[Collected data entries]

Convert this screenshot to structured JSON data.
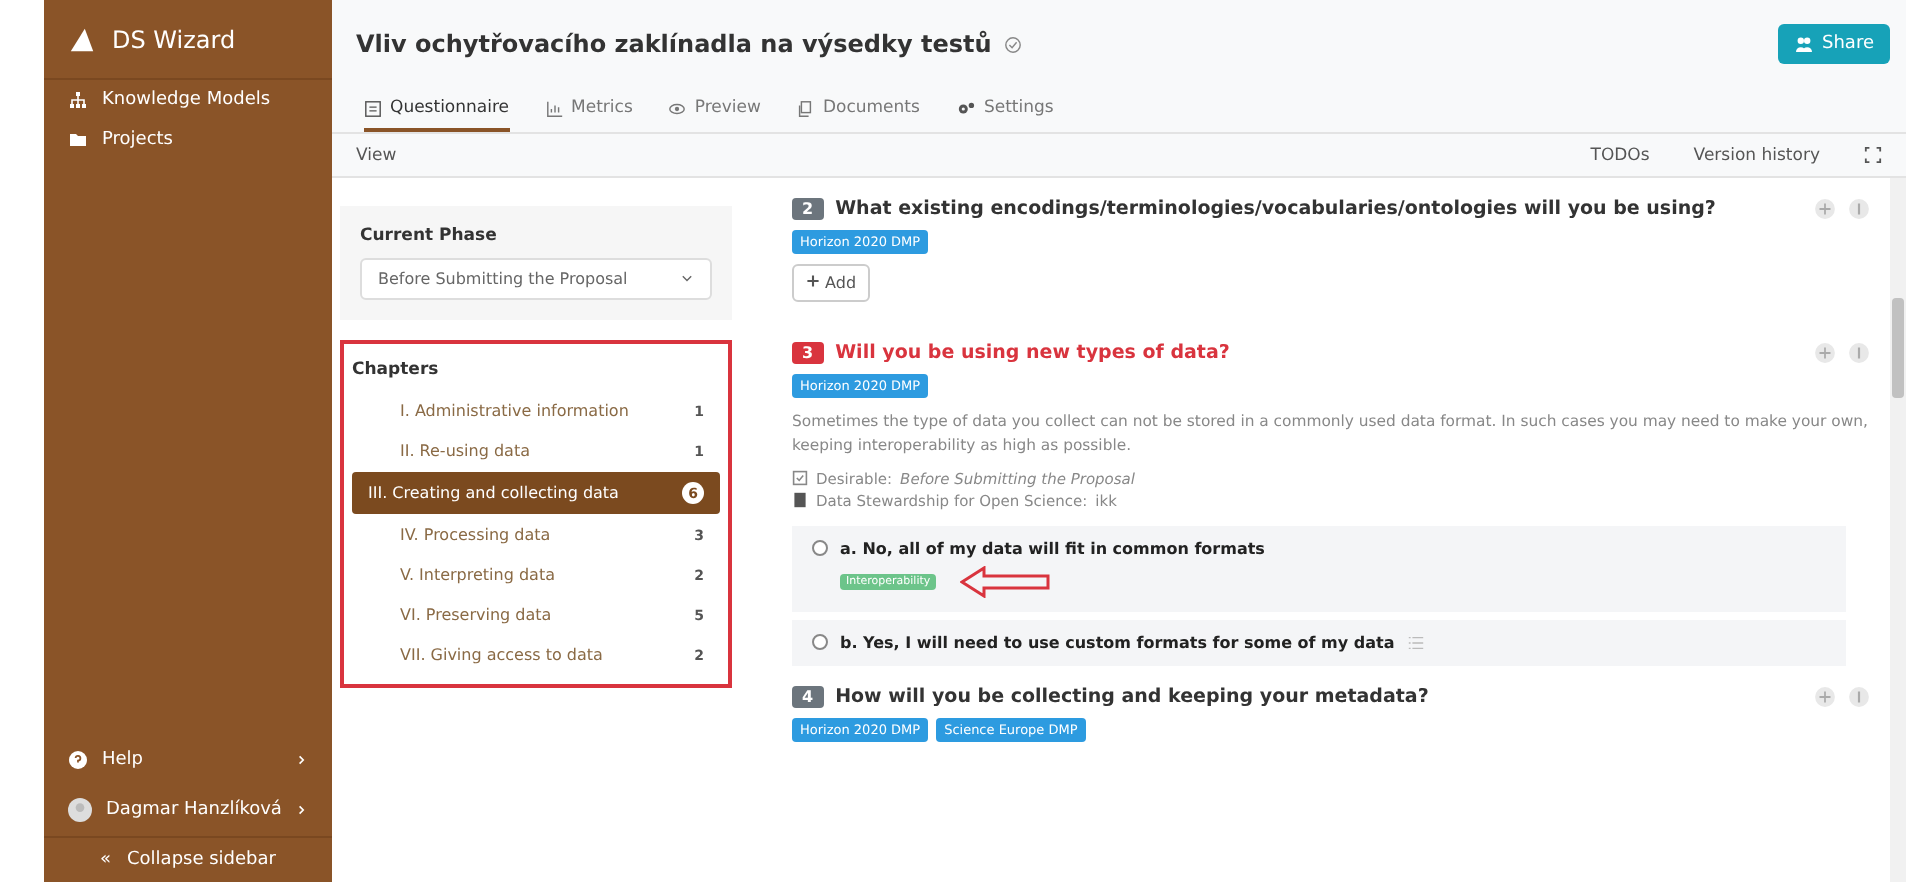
{
  "sidebar": {
    "brand": "DS Wizard",
    "items": [
      {
        "label": "Knowledge Models"
      },
      {
        "label": "Projects"
      }
    ],
    "bottom": [
      {
        "label": "Help"
      },
      {
        "label": "Dagmar Hanzlíková"
      }
    ],
    "collapse": {
      "icon": "«",
      "label": "Collapse sidebar"
    }
  },
  "header": {
    "title": "Vliv ochytřovacího zaklínadla na výsedky testů",
    "share": "Share"
  },
  "tabs": [
    {
      "label": "Questionnaire",
      "selected": true
    },
    {
      "label": "Metrics",
      "selected": false
    },
    {
      "label": "Preview",
      "selected": false
    },
    {
      "label": "Documents",
      "selected": false
    },
    {
      "label": "Settings",
      "selected": false
    }
  ],
  "toolbar": {
    "view": "View",
    "todos": "TODOs",
    "history": "Version history"
  },
  "phase": {
    "label": "Current Phase",
    "value": "Before Submitting the Proposal"
  },
  "chapters": {
    "title": "Chapters",
    "items": [
      {
        "label": "I. Administrative information",
        "count": "1",
        "selected": false
      },
      {
        "label": "II. Re-using data",
        "count": "1",
        "selected": false
      },
      {
        "label": "III. Creating and collecting data",
        "count": "6",
        "selected": true
      },
      {
        "label": "IV. Processing data",
        "count": "3",
        "selected": false
      },
      {
        "label": "V. Interpreting data",
        "count": "2",
        "selected": false
      },
      {
        "label": "VI. Preserving data",
        "count": "5",
        "selected": false
      },
      {
        "label": "VII. Giving access to data",
        "count": "2",
        "selected": false
      }
    ]
  },
  "questions": [
    {
      "number": "2",
      "title": "What existing encodings/terminologies/vocabularies/ontologies will you be using?",
      "highlighted": false,
      "tags": [
        "Horizon 2020 DMP"
      ],
      "add": "Add"
    },
    {
      "number": "3",
      "title": "Will you be using new types of data?",
      "highlighted": true,
      "tags": [
        "Horizon 2020 DMP"
      ],
      "description": "Sometimes the type of data you collect can not be stored in a commonly used data format. In such cases you may need to make your own, keeping interoperability as high as possible.",
      "desirable_label": "Desirable:",
      "desirable_value": "Before Submitting the Proposal",
      "book_label": "Data Stewardship for Open Science:",
      "book_link": "ikk",
      "answers": [
        {
          "label": "a. No, all of my data will fit in common formats",
          "selected": false,
          "badge": "Interoperability",
          "follow_up": false
        },
        {
          "label": "b. Yes, I will need to use custom formats for some of my data",
          "selected": false,
          "follow_up": true
        }
      ]
    },
    {
      "number": "4",
      "title": "How will you be collecting and keeping your metadata?",
      "highlighted": false,
      "tags": [
        "Horizon 2020 DMP",
        "Science Europe DMP"
      ]
    }
  ]
}
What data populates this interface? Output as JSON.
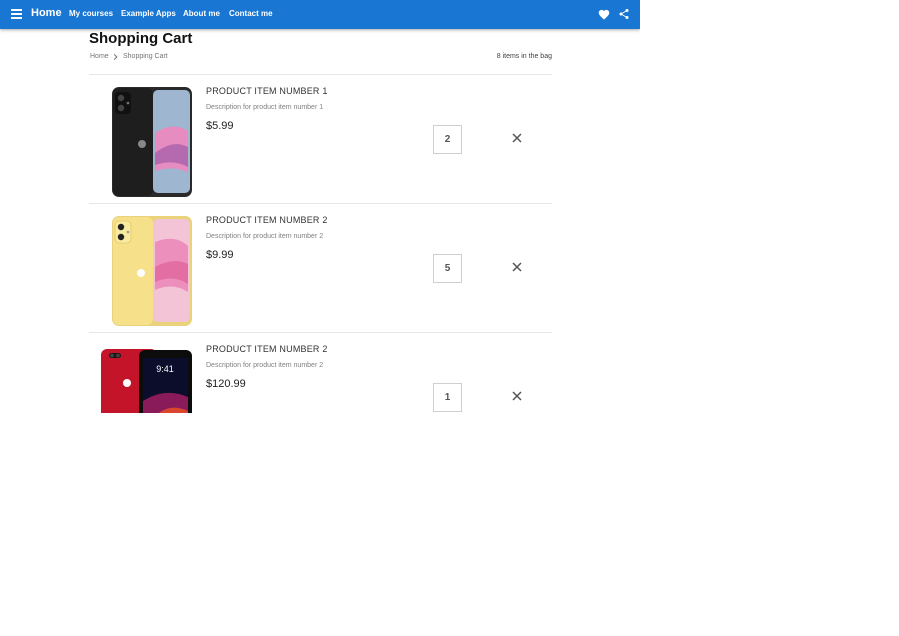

Problem to solve. Report all lines of the material that contain the word "using".

Exercise solution.
        "label": "II. Re-using data",
      "title": "What existing encodings/terminologies/vocabularies/ontologies will you be using?",
      "title": "Will you be using new types of data?",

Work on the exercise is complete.